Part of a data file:
-- BEGIN --

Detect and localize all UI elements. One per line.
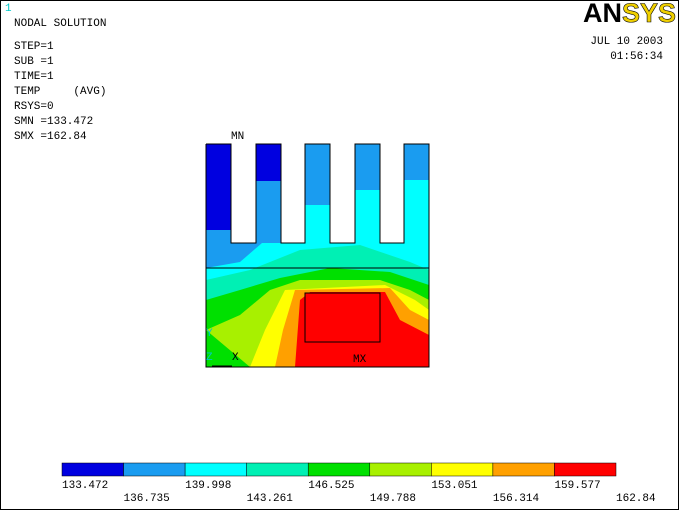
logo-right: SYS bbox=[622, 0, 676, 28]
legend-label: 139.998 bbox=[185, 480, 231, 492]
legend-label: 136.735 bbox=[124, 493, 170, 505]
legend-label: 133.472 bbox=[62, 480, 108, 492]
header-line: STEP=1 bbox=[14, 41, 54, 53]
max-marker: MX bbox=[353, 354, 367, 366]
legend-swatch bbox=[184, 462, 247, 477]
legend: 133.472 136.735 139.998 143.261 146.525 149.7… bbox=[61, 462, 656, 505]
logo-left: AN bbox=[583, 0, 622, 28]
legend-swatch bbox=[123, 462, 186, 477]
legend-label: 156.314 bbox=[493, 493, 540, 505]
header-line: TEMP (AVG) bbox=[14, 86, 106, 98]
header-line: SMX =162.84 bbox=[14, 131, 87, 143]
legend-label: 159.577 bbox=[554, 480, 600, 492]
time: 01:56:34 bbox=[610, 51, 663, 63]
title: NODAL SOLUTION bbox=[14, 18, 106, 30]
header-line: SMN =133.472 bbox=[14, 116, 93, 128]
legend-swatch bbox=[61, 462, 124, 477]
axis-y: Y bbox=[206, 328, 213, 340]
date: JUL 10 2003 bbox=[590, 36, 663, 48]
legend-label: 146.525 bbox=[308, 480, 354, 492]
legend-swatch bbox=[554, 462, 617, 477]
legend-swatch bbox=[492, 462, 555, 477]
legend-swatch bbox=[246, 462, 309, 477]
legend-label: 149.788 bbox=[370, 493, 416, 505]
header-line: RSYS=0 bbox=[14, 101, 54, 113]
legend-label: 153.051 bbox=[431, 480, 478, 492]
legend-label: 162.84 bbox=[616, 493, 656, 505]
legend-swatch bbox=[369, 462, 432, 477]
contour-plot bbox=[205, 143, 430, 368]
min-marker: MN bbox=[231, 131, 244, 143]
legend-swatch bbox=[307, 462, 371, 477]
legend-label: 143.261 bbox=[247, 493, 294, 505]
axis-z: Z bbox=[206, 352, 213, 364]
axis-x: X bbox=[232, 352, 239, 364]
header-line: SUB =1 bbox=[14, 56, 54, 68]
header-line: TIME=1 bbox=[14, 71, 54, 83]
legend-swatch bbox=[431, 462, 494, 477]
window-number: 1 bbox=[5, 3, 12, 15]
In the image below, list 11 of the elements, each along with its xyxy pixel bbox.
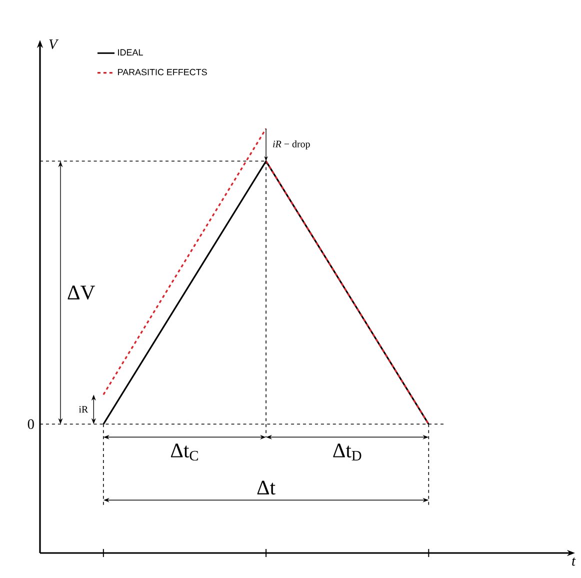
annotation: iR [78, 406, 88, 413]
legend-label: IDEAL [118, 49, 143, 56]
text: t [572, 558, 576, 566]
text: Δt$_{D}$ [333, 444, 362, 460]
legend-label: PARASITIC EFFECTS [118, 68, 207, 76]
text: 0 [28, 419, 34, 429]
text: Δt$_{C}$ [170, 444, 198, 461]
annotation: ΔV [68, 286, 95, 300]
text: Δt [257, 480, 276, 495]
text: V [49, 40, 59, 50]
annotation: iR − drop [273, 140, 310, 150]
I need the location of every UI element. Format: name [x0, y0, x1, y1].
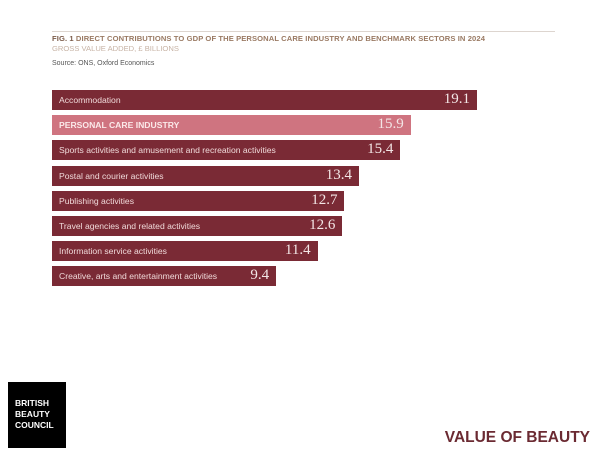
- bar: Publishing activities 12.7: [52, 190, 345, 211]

-- END --

**Exercise description:**
Put every line of the items above into a Markdown table with the columns Row and Line, numbering the rows in order and skipping blank lines. Leave the pictures out of the table.

**Exercise output:**
| Row | Line |
|---|---|
| 1 | Detect and localize all UI elements. One per line. |
| 2 | logo-right: SYS bbox=[622, 0, 676, 28] |
| 3 | legend-label: 139.998 bbox=[185, 480, 231, 492] |
| 4 | legend-label: 136.735 bbox=[124, 493, 170, 505] |
| 5 | legend-label: 133.472 bbox=[62, 480, 108, 492] |
| 6 | header-line: STEP=1 bbox=[14, 41, 54, 53] |
| 7 | max-marker: MX bbox=[353, 354, 367, 366] |
| 8 | legend-swatch bbox=[184, 462, 247, 477] |
| 9 | legend: 133.472 136.735 139.998 143.261 146.525 149.7… bbox=[61, 462, 656, 505] |
| 10 | logo-left: AN bbox=[583, 0, 622, 28] |
| 11 | legend-swatch bbox=[123, 462, 186, 477] |
| 12 | legend-label: 156.314 bbox=[493, 493, 540, 505] |
| 13 | header-line: TEMP (AVG) bbox=[14, 86, 106, 98] |
| 14 | header-line: SMX =162.84 bbox=[14, 131, 87, 143] |
| 15 | legend-label: 159.577 bbox=[554, 480, 600, 492] |
| 16 | time: 01:56:34 bbox=[610, 51, 663, 63] |
| 17 | title: NODAL SOLUTION bbox=[14, 18, 106, 30] |
| 18 | header-line: SMN =133.472 bbox=[14, 116, 93, 128] |
| 19 | legend-swatch bbox=[61, 462, 124, 477] |
| 20 | axis-y: Y bbox=[206, 328, 213, 340] |
| 21 | date: JUL 10 2003 bbox=[590, 36, 663, 48] |
| 22 | legend-label: 146.525 bbox=[308, 480, 354, 492] |
| 23 | legend-swatch bbox=[554, 462, 617, 477] |
| 24 | legend-swatch bbox=[492, 462, 555, 477] |
| 25 | legend-swatch bbox=[246, 462, 309, 477] |
| 26 | legend-label: 149.788 bbox=[370, 493, 416, 505] |
| 27 | header-line: RSYS=0 bbox=[14, 101, 54, 113] |
| 28 | legend-label: 153.051 bbox=[431, 480, 478, 492] |
| 29 | legend-label: 162.84 bbox=[616, 493, 656, 505] |
| 30 | legend-swatch bbox=[369, 462, 432, 477] |
| 31 | contour-plot bbox=[205, 143, 430, 368] |
| 32 | min-marker: MN bbox=[231, 131, 244, 143] |
| 33 | legend-swatch bbox=[307, 462, 371, 477] |
| 34 | legend-label: 143.261 bbox=[247, 493, 294, 505] |
| 35 | axis-z: Z bbox=[206, 352, 213, 364] |
| 36 | axis-x: X bbox=[232, 352, 239, 364] |
| 37 | header-line: SUB =1 bbox=[14, 56, 54, 68] |
| 38 | header-line: TIME=1 bbox=[14, 71, 54, 83] |
| 39 | legend-swatch bbox=[431, 462, 494, 477] |
| 40 | window-number: 1 bbox=[5, 3, 12, 15] |
| 41 | In the image below, list 11 of the elements, each along with its xyxy pixel bbox. |
| 42 | annotation: iR [78, 406, 88, 413] |
| 43 | legend-label: IDEAL [118, 49, 143, 56] |
| 44 | text: t [572, 558, 576, 566] |
| 45 | text: Δt$_{D}$ [333, 444, 362, 460] |
| 46 | legend-label: PARASITIC EFFECTS [118, 68, 207, 76] |
| 47 | text: 0 [28, 419, 34, 429] |
| 48 | text: Δt$_{C}$ [170, 444, 198, 461] |
| 49 | annotation: ΔV [68, 286, 95, 300] |
| 50 | text: Δt [257, 480, 276, 495] |
| 51 | text: V [49, 40, 59, 50] |
| 52 | annotation: iR − drop [273, 140, 310, 150] |
| 53 | I need the location of every UI element. Format: name [x0, y0, x1, y1]. |
| 54 | - bar: Publishing activities 12.7: [52, 190, 345, 211] |